§ **Stored items**
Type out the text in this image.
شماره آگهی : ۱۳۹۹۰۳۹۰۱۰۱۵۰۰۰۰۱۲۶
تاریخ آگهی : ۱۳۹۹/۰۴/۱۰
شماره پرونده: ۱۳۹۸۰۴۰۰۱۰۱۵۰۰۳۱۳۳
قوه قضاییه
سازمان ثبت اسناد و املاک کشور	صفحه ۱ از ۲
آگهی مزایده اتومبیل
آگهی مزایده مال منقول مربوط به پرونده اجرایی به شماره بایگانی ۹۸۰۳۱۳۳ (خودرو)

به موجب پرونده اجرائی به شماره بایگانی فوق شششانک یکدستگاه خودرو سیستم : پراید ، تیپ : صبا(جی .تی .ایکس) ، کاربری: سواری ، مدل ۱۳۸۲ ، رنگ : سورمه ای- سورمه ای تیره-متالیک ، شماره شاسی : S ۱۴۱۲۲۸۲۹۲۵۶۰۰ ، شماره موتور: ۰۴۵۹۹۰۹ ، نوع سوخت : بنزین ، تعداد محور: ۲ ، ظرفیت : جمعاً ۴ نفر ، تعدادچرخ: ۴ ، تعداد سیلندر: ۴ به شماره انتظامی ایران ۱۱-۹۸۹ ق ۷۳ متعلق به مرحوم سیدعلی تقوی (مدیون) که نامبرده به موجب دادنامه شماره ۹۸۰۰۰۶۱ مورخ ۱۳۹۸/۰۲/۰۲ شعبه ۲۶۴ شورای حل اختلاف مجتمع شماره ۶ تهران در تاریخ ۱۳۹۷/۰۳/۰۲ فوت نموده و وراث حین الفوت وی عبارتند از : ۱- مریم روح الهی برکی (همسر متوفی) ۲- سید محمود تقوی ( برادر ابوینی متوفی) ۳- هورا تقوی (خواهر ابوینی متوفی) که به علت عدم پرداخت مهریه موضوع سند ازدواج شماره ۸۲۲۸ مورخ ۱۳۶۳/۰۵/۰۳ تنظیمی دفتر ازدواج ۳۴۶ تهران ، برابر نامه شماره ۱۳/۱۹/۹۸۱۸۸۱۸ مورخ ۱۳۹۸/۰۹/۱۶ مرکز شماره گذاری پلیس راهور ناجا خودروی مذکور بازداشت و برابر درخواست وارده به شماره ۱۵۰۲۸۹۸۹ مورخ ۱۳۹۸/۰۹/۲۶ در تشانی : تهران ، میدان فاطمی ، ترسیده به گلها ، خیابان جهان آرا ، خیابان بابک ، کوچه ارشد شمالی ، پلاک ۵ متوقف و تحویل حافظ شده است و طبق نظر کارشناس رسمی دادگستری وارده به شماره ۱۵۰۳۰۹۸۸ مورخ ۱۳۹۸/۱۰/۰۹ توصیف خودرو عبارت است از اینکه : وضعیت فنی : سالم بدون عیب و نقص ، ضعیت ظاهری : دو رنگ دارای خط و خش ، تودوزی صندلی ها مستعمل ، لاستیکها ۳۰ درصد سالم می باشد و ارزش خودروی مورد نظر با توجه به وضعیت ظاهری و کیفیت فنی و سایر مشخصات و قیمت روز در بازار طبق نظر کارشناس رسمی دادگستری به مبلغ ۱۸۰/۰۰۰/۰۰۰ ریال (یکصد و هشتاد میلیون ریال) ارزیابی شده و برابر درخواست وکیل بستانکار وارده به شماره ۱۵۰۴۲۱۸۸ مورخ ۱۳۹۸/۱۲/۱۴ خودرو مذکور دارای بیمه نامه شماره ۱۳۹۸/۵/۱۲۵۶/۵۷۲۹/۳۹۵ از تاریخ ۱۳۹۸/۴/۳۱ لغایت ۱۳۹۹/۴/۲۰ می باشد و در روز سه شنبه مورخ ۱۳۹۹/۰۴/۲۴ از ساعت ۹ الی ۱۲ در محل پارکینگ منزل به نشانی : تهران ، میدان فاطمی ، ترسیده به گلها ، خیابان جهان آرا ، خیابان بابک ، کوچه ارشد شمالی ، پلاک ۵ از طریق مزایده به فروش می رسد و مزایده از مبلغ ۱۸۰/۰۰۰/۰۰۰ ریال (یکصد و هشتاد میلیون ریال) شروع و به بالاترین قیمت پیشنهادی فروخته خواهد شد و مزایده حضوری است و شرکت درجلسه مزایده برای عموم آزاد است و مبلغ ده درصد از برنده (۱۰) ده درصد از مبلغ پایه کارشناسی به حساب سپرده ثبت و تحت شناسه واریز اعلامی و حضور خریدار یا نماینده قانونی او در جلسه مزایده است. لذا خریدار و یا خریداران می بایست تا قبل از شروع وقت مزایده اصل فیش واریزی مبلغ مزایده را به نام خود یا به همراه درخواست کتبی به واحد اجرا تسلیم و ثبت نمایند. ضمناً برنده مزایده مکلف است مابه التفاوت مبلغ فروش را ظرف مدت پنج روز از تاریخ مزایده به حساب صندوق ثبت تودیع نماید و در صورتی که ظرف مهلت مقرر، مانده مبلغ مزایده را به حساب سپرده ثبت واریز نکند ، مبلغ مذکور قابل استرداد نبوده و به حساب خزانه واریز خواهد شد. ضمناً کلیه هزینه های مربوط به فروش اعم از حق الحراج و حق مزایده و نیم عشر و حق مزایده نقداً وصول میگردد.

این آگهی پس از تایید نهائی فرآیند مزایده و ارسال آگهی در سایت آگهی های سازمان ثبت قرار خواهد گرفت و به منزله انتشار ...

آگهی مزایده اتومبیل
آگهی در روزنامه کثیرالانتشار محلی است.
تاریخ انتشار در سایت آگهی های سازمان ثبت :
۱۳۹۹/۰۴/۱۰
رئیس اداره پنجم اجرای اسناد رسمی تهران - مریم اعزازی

§ **EXERCISE OBJECTIVE**
Pull out all lines in the data above that include "سازمان".

§ **OUTPUT**
سازمان ثبت اسناد و املاک کشور	صفحه ۱ از ۲
این آگهی پس از تایید نهائی فرآیند مزایده و ارسال آگهی در سایت آگهی های سازمان ثبت قرار خواهد گرفت و به منزله انتشار ...
تاریخ انتشار در سایت آگهی های سازمان ثبت :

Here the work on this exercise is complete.